§ **Instructions for the task**
All lines featuring the string "args" are to be listed.

§ **Dataset entries**
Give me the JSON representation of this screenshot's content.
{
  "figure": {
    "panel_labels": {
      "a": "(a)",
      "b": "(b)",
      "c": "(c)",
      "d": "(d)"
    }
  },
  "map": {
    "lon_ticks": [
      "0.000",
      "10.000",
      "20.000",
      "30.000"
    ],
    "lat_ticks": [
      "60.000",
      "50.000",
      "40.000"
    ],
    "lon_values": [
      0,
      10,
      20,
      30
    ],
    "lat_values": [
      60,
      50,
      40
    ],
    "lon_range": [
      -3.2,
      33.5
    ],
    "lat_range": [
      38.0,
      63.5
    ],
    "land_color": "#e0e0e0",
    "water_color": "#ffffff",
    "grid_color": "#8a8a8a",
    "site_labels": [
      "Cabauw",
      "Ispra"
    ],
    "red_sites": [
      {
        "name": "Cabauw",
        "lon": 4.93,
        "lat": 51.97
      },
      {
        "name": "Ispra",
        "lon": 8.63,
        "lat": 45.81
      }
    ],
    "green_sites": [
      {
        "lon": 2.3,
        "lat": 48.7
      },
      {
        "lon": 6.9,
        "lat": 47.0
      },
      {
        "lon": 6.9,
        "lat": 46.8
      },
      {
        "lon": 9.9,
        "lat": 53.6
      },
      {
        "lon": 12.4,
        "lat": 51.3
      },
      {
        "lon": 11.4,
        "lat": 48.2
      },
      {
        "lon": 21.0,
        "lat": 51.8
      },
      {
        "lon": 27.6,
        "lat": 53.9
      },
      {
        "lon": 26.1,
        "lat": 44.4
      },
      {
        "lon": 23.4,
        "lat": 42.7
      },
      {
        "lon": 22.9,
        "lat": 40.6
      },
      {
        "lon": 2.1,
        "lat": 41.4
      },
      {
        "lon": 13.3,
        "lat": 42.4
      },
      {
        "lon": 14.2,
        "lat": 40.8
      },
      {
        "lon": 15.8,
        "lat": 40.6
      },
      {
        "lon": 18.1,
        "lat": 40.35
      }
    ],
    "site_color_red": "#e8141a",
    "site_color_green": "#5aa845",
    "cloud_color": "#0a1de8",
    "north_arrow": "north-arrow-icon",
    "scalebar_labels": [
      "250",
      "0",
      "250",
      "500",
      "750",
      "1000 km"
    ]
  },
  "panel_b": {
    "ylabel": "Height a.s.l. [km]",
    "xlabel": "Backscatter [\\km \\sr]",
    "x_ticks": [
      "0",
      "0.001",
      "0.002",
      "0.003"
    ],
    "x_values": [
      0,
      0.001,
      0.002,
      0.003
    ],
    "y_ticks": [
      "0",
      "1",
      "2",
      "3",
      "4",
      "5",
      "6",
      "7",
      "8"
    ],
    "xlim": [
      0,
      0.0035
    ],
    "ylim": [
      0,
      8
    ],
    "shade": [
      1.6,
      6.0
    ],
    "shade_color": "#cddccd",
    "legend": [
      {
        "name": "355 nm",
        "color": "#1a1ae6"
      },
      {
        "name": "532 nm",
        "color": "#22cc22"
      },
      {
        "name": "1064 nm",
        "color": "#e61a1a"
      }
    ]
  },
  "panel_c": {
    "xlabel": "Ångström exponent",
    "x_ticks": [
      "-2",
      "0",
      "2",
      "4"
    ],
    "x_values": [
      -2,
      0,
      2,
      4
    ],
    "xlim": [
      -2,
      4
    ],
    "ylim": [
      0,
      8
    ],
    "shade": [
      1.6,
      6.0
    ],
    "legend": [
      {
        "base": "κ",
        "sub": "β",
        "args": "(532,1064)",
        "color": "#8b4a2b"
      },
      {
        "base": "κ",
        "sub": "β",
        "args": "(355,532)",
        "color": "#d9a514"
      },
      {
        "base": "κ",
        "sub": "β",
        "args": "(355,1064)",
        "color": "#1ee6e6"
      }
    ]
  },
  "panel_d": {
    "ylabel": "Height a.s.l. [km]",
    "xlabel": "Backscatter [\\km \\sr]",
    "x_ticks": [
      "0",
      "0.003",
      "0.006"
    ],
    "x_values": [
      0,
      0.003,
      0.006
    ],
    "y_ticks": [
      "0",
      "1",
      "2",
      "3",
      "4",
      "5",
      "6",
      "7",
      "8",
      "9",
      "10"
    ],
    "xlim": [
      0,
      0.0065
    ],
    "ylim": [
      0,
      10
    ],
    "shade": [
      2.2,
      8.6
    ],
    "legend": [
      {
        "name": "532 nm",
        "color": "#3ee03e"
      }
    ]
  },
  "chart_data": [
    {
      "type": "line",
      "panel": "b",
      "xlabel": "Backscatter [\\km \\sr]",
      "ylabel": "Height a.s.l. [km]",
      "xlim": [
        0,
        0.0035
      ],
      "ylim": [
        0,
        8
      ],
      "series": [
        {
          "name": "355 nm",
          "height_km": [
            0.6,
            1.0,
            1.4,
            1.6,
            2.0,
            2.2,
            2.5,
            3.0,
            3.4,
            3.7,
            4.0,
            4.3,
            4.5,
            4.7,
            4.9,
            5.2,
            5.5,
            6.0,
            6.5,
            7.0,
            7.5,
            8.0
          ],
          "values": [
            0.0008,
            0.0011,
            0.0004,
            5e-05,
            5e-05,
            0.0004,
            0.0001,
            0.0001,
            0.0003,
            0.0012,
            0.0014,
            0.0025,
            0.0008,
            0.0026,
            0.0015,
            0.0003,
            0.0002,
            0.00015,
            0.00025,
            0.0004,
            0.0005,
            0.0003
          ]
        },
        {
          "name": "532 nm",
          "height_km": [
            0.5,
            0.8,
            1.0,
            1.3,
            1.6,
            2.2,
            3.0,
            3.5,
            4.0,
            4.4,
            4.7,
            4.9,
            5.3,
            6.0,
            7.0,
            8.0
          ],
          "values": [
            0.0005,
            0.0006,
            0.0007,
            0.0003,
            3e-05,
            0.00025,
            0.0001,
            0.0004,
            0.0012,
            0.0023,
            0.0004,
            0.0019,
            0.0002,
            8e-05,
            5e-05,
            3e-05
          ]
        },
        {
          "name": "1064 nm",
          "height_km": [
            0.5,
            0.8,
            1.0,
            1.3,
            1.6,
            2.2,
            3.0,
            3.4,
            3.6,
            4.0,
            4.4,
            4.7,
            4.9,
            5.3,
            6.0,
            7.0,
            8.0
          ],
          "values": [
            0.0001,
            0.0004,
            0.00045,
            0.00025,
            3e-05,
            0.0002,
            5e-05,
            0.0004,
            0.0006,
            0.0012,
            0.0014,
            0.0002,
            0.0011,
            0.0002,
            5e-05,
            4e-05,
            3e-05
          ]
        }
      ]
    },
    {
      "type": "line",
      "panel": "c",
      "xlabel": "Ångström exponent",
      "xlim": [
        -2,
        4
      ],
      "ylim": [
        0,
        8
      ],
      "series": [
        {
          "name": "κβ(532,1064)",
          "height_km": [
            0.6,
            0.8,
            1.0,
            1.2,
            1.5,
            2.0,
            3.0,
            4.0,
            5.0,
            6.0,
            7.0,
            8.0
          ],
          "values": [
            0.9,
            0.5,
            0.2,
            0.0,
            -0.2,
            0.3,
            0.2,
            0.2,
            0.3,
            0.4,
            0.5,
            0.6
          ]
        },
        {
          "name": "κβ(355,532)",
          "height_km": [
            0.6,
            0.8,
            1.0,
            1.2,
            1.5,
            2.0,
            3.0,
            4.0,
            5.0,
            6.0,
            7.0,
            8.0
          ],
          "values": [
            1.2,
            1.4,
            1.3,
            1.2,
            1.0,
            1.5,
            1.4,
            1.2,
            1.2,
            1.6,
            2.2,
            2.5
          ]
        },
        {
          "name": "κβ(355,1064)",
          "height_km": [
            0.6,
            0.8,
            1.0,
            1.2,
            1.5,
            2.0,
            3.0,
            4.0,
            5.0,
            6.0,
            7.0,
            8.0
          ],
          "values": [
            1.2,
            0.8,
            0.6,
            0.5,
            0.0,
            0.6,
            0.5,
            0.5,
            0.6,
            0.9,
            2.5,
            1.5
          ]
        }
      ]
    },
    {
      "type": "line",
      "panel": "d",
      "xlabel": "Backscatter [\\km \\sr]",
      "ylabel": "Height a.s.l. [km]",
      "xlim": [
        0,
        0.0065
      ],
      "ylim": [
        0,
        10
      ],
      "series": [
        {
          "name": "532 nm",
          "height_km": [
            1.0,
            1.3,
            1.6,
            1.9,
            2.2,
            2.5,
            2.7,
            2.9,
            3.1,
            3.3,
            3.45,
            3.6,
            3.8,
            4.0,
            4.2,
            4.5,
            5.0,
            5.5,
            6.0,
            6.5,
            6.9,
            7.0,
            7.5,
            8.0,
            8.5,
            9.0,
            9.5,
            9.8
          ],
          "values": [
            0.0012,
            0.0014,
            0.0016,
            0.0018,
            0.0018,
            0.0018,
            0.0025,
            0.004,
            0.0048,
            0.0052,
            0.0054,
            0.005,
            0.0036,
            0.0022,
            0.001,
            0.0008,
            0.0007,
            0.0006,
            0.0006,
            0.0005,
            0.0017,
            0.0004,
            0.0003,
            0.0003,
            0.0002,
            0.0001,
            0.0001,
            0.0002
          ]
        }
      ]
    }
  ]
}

§ **Complete output**
        "args": "(532,1064)",
        "args": "(355,532)",
        "args": "(355,1064)",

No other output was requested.